Every entry here needs to be repeated exactly.

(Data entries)
━━━━━━━━━━━━━━━━━━━━━━━━━━━━━━

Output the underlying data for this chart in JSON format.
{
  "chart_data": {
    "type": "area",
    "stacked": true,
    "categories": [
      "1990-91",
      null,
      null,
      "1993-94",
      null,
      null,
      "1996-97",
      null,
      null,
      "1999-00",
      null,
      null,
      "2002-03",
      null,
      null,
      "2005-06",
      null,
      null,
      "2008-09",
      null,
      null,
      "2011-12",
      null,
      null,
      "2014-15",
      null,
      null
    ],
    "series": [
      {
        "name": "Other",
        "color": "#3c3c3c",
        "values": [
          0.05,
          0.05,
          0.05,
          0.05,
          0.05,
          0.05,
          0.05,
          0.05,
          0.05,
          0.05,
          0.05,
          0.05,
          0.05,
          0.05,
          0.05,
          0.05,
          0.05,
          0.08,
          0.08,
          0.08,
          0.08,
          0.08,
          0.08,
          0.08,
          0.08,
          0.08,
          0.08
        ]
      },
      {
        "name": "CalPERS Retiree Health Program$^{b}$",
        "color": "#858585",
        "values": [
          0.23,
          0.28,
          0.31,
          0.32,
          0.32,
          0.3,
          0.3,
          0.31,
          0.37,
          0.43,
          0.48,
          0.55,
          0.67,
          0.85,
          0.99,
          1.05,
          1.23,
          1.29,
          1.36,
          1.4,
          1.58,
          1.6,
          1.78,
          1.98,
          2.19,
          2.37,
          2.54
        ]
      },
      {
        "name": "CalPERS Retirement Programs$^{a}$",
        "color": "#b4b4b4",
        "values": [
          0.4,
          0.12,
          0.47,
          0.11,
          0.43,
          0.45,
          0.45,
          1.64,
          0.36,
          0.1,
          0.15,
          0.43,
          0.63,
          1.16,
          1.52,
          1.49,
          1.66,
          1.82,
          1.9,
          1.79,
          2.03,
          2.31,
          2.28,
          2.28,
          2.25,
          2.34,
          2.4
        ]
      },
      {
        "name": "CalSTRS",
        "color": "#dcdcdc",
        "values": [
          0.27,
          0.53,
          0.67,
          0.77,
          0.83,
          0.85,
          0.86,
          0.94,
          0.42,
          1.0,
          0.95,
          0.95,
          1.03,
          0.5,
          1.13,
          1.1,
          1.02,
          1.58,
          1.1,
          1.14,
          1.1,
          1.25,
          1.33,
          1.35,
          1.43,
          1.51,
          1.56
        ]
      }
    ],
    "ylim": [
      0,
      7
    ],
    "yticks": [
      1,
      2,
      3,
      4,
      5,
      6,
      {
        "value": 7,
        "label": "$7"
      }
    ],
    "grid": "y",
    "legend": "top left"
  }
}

━━━━━━━━━━━━━━━━━━━━━━━━━━━━━━

▶ The reply
Output the underlying data for this chart in JSON format.
{
  "chart_data": {
    "type": "area",
    "stacked": true,
    "categories": [
      "1990-91",
      null,
      null,
      "1993-94",
      null,
      null,
      "1996-97",
      null,
      null,
      "1999-00",
      null,
      null,
      "2002-03",
      null,
      null,
      "2005-06",
      null,
      null,
      "2008-09",
      null,
      null,
      "2011-12",
      null,
      null,
      "2014-15",
      null,
      null
    ],
    "series": [
      {
        "name": "Other",
        "color": "#3c3c3c",
        "values": [
          0.05,
          0.05,
          0.05,
          0.05,
          0.05,
          0.05,
          0.05,
          0.05,
          0.05,
          0.05,
          0.05,
          0.05,
          0.05,
          0.05,
          0.05,
          0.05,
          0.05,
          0.08,
          0.08,
          0.08,
          0.08,
          0.08,
          0.08,
          0.08,
          0.08,
          0.08,
          0.08
        ]
      },
      {
        "name": "CalPERS Retiree Health Program$^{b}$",
        "color": "#858585",
        "values": [
          0.23,
          0.28,
          0.31,
          0.32,
          0.32,
          0.3,
          0.3,
          0.31,
          0.37,
          0.43,
          0.48,
          0.55,
          0.67,
          0.85,
          0.99,
          1.05,
          1.23,
          1.29,
          1.36,
          1.4,
          1.58,
          1.6,
          1.78,
          1.98,
          2.19,
          2.37,
          2.54
        ]
      },
      {
        "name": "CalPERS Retirement Programs$^{a}$",
        "color": "#b4b4b4",
        "values": [
          0.4,
          0.12,
          0.47,
          0.11,
          0.43,
          0.45,
          0.45,
          1.64,
          0.36,
          0.1,
          0.15,
          0.43,
          0.63,
          1.16,
          1.52,
          1.49,
          1.66,
          1.82,
          1.9,
          1.79,
          2.03,
          2.31,
          2.28,
          2.28,
          2.25,
          2.34,
          2.4
        ]
      },
      {
        "name": "CalSTRS",
        "color": "#dcdcdc",
        "values": [
          0.27,
          0.53,
          0.67,
          0.77,
          0.83,
          0.85,
          0.86,
          0.94,
          0.42,
          1.0,
          0.95,
          0.95,
          1.03,
          0.5,
          1.13,
          1.1,
          1.02,
          1.58,
          1.1,
          1.14,
          1.1,
          1.25,
          1.33,
          1.35,
          1.43,
          1.51,
          1.56
        ]
      }
    ],
    "ylim": [
      0,
      7
    ],
    "yticks": [
      1,
      2,
      3,
      4,
      5,
      6,
      {
        "value": 7,
        "label": "$7"
      }
    ],
    "grid": "y",
    "legend": "top left"
  }
}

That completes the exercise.